**Exercise directions:** Copy each entry verbatim, excluding its images.

[Stored items from a collection]
....

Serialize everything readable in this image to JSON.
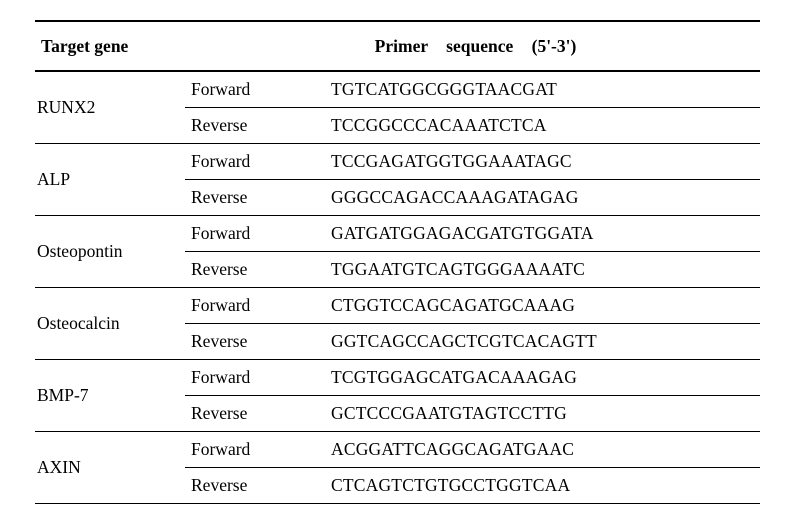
{
  "header": {
    "target_gene": "Target gene",
    "primer_sequence": "Primer    sequence (5'-3')"
  },
  "genes": [
    {
      "name": "RUNX2",
      "forward_label": "Forward",
      "reverse_label": "Reverse",
      "forward_seq": "TGTCATGGCGGGTAACGAT",
      "reverse_seq": "TCCGGCCCACAAATCTCA"
    },
    {
      "name": "ALP",
      "forward_label": "Forward",
      "reverse_label": "Reverse",
      "forward_seq": "TCCGAGATGGTGGAAATAGC",
      "reverse_seq": "GGGCCAGACCAAAGATAGAG"
    },
    {
      "name": "Osteopontin",
      "forward_label": "Forward",
      "reverse_label": "Reverse",
      "forward_seq": "GATGATGGAGACGATGTGGATA",
      "reverse_seq": "TGGAATGTCAGTGGGAAAATC"
    },
    {
      "name": "Osteocalcin",
      "forward_label": "Forward",
      "reverse_label": "Reverse",
      "forward_seq": "CTGGTCCAGCAGATGCAAAG",
      "reverse_seq": "GGTCAGCCAGCTCGTCACAGTT"
    },
    {
      "name": "BMP-7",
      "forward_label": "Forward",
      "reverse_label": "Reverse",
      "forward_seq": "TCGTGGAGCATGACAAAGAG",
      "reverse_seq": "GCTCCCGAATGTAGTCCTTG"
    },
    {
      "name": "AXIN",
      "forward_label": "Forward",
      "reverse_label": "Reverse",
      "forward_seq": "ACGGATTCAGGCAGATGAAC",
      "reverse_seq": "CTCAGTCTGTGCCTGGTCAA"
    }
  ]
}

....

**Exercise solution:**
Serialize everything readable in this image to JSON.
{
  "header": {
    "target_gene": "Target gene",
    "primer_sequence": "Primer    sequence (5'-3')"
  },
  "genes": [
    {
      "name": "RUNX2",
      "forward_label": "Forward",
      "reverse_label": "Reverse",
      "forward_seq": "TGTCATGGCGGGTAACGAT",
      "reverse_seq": "TCCGGCCCACAAATCTCA"
    },
    {
      "name": "ALP",
      "forward_label": "Forward",
      "reverse_label": "Reverse",
      "forward_seq": "TCCGAGATGGTGGAAATAGC",
      "reverse_seq": "GGGCCAGACCAAAGATAGAG"
    },
    {
      "name": "Osteopontin",
      "forward_label": "Forward",
      "reverse_label": "Reverse",
      "forward_seq": "GATGATGGAGACGATGTGGATA",
      "reverse_seq": "TGGAATGTCAGTGGGAAAATC"
    },
    {
      "name": "Osteocalcin",
      "forward_label": "Forward",
      "reverse_label": "Reverse",
      "forward_seq": "CTGGTCCAGCAGATGCAAAG",
      "reverse_seq": "GGTCAGCCAGCTCGTCACAGTT"
    },
    {
      "name": "BMP-7",
      "forward_label": "Forward",
      "reverse_label": "Reverse",
      "forward_seq": "TCGTGGAGCATGACAAAGAG",
      "reverse_seq": "GCTCCCGAATGTAGTCCTTG"
    },
    {
      "name": "AXIN",
      "forward_label": "Forward",
      "reverse_label": "Reverse",
      "forward_seq": "ACGGATTCAGGCAGATGAAC",
      "reverse_seq": "CTCAGTCTGTGCCTGGTCAA"
    }
  ]
}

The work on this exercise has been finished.